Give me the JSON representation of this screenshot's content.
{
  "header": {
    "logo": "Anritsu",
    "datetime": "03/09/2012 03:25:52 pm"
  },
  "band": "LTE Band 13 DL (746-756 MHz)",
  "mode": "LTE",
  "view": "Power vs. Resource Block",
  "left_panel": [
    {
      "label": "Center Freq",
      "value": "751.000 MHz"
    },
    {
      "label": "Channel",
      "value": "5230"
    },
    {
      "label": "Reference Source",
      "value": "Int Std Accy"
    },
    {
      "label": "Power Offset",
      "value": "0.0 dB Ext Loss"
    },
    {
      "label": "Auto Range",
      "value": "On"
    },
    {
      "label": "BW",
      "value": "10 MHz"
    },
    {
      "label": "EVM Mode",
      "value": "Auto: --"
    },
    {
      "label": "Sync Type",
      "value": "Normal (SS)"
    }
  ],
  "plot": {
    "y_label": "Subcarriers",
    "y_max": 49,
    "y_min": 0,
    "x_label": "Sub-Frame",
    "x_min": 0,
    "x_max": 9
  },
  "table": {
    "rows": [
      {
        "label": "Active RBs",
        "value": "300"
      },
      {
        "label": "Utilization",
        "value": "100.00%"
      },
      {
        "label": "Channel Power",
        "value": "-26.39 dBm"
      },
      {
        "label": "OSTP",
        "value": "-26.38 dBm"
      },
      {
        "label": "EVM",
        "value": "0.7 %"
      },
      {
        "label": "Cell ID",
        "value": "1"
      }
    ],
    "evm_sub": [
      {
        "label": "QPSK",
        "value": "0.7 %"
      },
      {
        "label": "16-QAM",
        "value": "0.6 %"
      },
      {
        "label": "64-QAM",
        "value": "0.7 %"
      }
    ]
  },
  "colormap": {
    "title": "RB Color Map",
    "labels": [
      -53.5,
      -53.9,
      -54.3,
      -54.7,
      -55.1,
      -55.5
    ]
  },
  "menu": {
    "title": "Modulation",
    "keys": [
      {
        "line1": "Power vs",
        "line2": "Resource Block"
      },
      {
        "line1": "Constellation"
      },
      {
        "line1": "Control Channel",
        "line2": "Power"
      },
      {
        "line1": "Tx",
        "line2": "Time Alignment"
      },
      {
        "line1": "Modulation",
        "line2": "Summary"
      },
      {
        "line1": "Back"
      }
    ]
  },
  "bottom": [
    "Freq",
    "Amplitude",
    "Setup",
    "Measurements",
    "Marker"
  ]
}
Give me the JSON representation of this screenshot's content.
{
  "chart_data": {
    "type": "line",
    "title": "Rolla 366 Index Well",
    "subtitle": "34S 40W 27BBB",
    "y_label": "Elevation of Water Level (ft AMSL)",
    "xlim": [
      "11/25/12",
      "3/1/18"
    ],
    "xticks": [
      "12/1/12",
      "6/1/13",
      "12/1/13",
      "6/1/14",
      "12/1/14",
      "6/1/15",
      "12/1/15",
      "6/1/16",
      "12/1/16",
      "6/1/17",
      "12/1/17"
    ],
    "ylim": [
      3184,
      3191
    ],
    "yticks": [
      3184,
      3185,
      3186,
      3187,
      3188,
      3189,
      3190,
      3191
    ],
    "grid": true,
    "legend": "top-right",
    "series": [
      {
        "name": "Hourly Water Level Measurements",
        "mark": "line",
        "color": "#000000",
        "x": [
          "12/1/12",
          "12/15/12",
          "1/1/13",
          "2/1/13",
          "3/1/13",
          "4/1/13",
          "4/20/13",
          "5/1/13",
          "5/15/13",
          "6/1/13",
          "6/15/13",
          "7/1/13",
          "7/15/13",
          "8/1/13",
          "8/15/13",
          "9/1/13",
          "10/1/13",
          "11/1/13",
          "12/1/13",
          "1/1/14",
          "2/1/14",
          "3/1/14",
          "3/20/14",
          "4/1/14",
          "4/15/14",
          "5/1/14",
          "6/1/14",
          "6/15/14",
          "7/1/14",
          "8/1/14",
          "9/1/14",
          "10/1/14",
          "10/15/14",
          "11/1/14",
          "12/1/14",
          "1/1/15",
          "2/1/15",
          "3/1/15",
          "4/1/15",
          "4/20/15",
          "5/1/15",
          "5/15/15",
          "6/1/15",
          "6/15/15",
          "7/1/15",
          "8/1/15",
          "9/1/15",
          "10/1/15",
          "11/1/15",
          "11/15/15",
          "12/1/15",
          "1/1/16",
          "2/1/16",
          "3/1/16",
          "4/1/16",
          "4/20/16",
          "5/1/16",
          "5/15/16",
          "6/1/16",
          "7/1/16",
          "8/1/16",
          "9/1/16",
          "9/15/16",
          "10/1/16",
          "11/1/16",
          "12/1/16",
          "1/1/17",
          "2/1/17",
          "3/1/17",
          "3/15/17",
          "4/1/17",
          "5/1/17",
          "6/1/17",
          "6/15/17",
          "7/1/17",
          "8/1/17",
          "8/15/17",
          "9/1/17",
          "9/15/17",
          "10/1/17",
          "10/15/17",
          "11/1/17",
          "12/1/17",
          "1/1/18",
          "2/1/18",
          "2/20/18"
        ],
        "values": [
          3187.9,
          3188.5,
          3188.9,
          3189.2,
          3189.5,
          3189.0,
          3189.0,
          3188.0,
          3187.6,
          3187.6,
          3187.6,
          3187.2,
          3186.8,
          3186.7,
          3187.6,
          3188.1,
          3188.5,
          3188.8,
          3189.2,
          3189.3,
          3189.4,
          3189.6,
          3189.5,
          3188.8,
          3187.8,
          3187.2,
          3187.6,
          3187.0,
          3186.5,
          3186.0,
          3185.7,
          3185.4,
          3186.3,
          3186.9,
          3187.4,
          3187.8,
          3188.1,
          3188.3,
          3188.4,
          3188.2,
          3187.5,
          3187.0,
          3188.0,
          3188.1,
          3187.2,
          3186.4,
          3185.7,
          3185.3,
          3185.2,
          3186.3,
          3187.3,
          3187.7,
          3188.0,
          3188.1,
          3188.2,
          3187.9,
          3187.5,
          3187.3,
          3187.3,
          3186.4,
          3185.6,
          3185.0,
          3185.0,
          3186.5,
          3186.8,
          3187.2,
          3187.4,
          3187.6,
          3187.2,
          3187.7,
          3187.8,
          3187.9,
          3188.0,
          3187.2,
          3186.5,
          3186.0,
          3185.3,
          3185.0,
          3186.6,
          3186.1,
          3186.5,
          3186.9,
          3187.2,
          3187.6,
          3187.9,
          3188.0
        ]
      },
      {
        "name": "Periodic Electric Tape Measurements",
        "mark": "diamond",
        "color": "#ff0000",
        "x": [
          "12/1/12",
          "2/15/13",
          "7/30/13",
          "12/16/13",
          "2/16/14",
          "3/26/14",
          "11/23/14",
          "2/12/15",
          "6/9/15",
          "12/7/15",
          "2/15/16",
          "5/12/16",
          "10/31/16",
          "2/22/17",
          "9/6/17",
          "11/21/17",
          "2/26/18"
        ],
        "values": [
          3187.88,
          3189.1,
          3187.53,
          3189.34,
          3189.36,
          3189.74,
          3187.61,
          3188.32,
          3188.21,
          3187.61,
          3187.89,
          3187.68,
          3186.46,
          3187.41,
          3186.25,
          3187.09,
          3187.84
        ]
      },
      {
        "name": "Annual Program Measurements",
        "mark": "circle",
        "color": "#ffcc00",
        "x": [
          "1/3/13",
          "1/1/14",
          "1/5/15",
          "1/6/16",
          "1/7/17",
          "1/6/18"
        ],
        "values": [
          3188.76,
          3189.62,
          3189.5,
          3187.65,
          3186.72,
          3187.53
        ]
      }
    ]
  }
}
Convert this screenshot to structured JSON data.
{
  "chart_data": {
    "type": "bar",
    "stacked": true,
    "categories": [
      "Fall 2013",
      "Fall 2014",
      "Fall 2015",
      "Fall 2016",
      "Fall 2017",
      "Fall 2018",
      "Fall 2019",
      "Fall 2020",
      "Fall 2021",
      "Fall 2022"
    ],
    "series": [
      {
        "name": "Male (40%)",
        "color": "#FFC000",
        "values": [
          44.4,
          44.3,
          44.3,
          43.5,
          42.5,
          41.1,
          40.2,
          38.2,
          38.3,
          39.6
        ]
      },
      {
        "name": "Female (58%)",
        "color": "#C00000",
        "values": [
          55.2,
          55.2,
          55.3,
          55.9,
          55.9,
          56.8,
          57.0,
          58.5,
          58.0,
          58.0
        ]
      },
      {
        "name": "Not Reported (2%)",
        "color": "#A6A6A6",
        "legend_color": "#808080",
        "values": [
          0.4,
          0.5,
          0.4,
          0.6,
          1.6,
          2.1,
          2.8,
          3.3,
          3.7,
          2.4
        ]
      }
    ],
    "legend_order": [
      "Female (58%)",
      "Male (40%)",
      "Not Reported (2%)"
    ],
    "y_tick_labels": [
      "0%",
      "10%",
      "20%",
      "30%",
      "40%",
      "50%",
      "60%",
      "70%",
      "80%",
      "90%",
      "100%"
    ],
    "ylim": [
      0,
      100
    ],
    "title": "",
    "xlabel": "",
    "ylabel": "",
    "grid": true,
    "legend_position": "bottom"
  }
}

****************************************

SHORT TASK - Copy each line holding the word "name" from the listing above.

ANSWER BELOW -
        "name": "Hourly Water Level Measurements",
        "name": "Periodic Electric Tape Measurements",
        "name": "Annual Program Measurements",
        "name": "Male (40%)",
        "name": "Female (58%)",
        "name": "Not Reported (2%)",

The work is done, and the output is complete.